*Directive A*: Format the entries as a Markdown table with the columns "Row" and "Line", numbering each row and omitting blank lines. Begin at the first line of the entries and stop after the line containing "project-place-input[interactable] (1000, 271, 1423, 308)".

*** Source text

In search of "real" tapas

SPAIN | Wednesday, 27 May 2015 | Views [177] | Scholarship Entry

In search of this elusive local experience you often have to venture beyond the tourist centre of a city, however in Seville it is literally around the corner from the tourist centre of the city. Go around a corner passed the overpriced tourist restaurants snaking away from the Cathedral and follow the street around the bend and you might find a small tapas bar. On my visit the place was occupied almost exclusively by locals, and had no English menu a mere couple hundred of meters from the Cathedral. A bold move.

Myself and a Spanish speaking German traveller I befriended, Jonas took up residence at the elbow high tables across the narrow street from the Taberna and were quickly approached by a sturdy and smiling waiter. I watched clueless as Jonas engaged in animated discussion about the menu before ordering four dishes.

As we munched away the sun began to ignite the previously shaded street. And as its rays reached the row of tables the staff and customers in a perfectly casual manner began lifting the tables across the road beneath the awning outside the bar. Having resumed eating in the new location the sun continued it’s creep beneath the awning, causing everyone to abandon the tables and drift inside the small taberna, standing room only.

There we took stock of the decorations covering the entire walls. Nearly all dark religious art and ornaments. The death throes of Jesus and figures in pointed hoods were a common element.

******
*** Entries provided

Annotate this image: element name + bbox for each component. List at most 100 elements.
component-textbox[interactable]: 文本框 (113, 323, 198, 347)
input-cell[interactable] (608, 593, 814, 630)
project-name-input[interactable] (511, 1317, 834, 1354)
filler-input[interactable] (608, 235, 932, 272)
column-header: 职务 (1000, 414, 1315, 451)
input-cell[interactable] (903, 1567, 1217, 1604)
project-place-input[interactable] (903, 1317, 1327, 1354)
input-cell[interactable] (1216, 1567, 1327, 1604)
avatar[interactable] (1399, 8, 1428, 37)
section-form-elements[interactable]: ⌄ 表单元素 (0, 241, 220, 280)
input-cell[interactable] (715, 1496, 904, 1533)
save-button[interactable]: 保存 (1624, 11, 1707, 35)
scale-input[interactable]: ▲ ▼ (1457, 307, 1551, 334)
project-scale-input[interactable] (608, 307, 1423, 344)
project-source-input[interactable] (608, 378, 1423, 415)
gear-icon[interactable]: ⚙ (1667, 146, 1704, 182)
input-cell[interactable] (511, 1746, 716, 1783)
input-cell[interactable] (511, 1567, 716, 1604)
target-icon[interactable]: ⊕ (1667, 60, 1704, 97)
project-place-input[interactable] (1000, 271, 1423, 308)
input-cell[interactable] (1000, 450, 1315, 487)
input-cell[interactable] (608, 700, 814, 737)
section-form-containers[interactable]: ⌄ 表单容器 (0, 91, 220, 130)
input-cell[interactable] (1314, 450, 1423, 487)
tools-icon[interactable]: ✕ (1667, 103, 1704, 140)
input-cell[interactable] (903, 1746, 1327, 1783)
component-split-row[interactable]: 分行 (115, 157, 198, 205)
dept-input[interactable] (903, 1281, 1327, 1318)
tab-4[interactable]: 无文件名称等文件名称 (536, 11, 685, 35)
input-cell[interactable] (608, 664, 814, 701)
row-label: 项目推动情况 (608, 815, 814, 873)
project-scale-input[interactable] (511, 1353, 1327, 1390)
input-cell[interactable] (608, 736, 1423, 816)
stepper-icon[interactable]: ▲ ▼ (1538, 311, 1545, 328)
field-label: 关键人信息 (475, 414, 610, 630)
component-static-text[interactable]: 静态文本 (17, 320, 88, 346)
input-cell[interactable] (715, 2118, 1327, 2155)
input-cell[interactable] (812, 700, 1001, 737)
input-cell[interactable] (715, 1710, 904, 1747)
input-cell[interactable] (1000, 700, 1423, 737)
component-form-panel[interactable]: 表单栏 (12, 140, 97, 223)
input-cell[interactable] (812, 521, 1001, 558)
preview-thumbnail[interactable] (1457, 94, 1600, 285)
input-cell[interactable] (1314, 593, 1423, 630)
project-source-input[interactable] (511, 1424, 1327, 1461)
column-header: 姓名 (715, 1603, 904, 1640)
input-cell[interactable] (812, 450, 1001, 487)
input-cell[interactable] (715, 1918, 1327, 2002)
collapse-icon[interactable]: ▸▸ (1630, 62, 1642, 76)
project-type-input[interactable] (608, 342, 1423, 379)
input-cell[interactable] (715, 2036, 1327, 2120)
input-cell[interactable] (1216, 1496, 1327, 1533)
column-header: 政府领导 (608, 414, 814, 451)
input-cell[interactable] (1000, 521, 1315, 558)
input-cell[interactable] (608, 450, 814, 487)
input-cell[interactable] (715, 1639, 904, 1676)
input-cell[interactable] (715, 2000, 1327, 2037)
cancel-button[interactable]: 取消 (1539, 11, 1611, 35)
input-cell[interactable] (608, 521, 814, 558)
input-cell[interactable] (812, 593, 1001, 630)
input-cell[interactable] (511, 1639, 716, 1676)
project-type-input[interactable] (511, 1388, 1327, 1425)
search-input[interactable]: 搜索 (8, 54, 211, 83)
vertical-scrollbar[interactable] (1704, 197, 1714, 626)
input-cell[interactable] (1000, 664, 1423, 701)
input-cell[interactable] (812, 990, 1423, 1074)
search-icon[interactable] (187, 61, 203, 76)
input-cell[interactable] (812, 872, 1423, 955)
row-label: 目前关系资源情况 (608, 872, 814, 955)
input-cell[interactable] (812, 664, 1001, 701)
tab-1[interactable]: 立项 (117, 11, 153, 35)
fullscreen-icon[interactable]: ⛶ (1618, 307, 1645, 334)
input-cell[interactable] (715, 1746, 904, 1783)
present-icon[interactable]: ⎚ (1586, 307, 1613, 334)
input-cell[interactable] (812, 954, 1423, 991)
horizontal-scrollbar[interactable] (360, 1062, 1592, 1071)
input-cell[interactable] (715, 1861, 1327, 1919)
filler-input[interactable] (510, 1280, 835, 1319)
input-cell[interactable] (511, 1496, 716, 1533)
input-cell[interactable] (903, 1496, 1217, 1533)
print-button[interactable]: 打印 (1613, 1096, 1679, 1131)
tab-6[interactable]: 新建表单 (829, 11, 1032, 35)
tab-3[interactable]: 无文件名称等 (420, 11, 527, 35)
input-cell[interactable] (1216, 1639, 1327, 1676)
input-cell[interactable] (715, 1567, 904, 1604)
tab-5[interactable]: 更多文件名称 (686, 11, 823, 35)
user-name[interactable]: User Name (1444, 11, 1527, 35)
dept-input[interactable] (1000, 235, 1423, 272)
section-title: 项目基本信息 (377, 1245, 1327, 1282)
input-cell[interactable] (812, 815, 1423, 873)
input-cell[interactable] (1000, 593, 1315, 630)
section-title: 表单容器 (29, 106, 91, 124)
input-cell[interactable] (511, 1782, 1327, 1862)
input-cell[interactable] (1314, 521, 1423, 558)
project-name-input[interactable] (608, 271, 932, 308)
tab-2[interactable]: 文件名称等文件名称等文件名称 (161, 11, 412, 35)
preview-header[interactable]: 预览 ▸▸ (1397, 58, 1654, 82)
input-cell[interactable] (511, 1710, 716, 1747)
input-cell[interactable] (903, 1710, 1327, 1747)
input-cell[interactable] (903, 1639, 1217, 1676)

******

*Directive B*: Resume the account of looking for real tapas in Seville from the point where it stops.

*Written answer A*:
| Row | Line |
|---|---|
| 1 | Annotate this image: element name + bbox for each component. List at most 100 elements. |
| 2 | component-textbox[interactable]: 文本框 (113, 323, 198, 347) |
| 3 | input-cell[interactable] (608, 593, 814, 630) |
| 4 | project-name-input[interactable] (511, 1317, 834, 1354) |
| 5 | filler-input[interactable] (608, 235, 932, 272) |
| 6 | column-header: 职务 (1000, 414, 1315, 451) |
| 7 | input-cell[interactable] (903, 1567, 1217, 1604) |
| 8 | project-place-input[interactable] (903, 1317, 1327, 1354) |
| 9 | input-cell[interactable] (1216, 1567, 1327, 1604) |
| 10 | avatar[interactable] (1399, 8, 1428, 37) |
| 11 | section-form-elements[interactable]: ⌄ 表单元素 (0, 241, 220, 280) |
| 12 | input-cell[interactable] (715, 1496, 904, 1533) |
| 13 | save-button[interactable]: 保存 (1624, 11, 1707, 35) |
| 14 | scale-input[interactable]: ▲ ▼ (1457, 307, 1551, 334) |
| 15 | project-scale-input[interactable] (608, 307, 1423, 344) |
| 16 | project-source-input[interactable] (608, 378, 1423, 415) |
| 17 | gear-icon[interactable]: ⚙ (1667, 146, 1704, 182) |
| 18 | input-cell[interactable] (511, 1746, 716, 1783) |
| 19 | input-cell[interactable] (511, 1567, 716, 1604) |
| 20 | target-icon[interactable]: ⊕ (1667, 60, 1704, 97) |
| 21 | project-place-input[interactable] (1000, 271, 1423, 308) |

*Written answer B*:
For the uninitiated westerner the hood can be something of a shock as it is the same garb of the KKK except usually with a black or purple hood. I imagine the Catholic use of the garment preceded that of the KKK yet it is hard to disconnect to two. Which we now realised was the bar’s logo and was displayed on the napkins.

My German comrade considered buying a statue of one to give to his sister as gift with no background explanation, at her protests maybe accusing her of being closed minded, culturally insensitive or racist herself. Who says the German’s don’t have a sense of humour?!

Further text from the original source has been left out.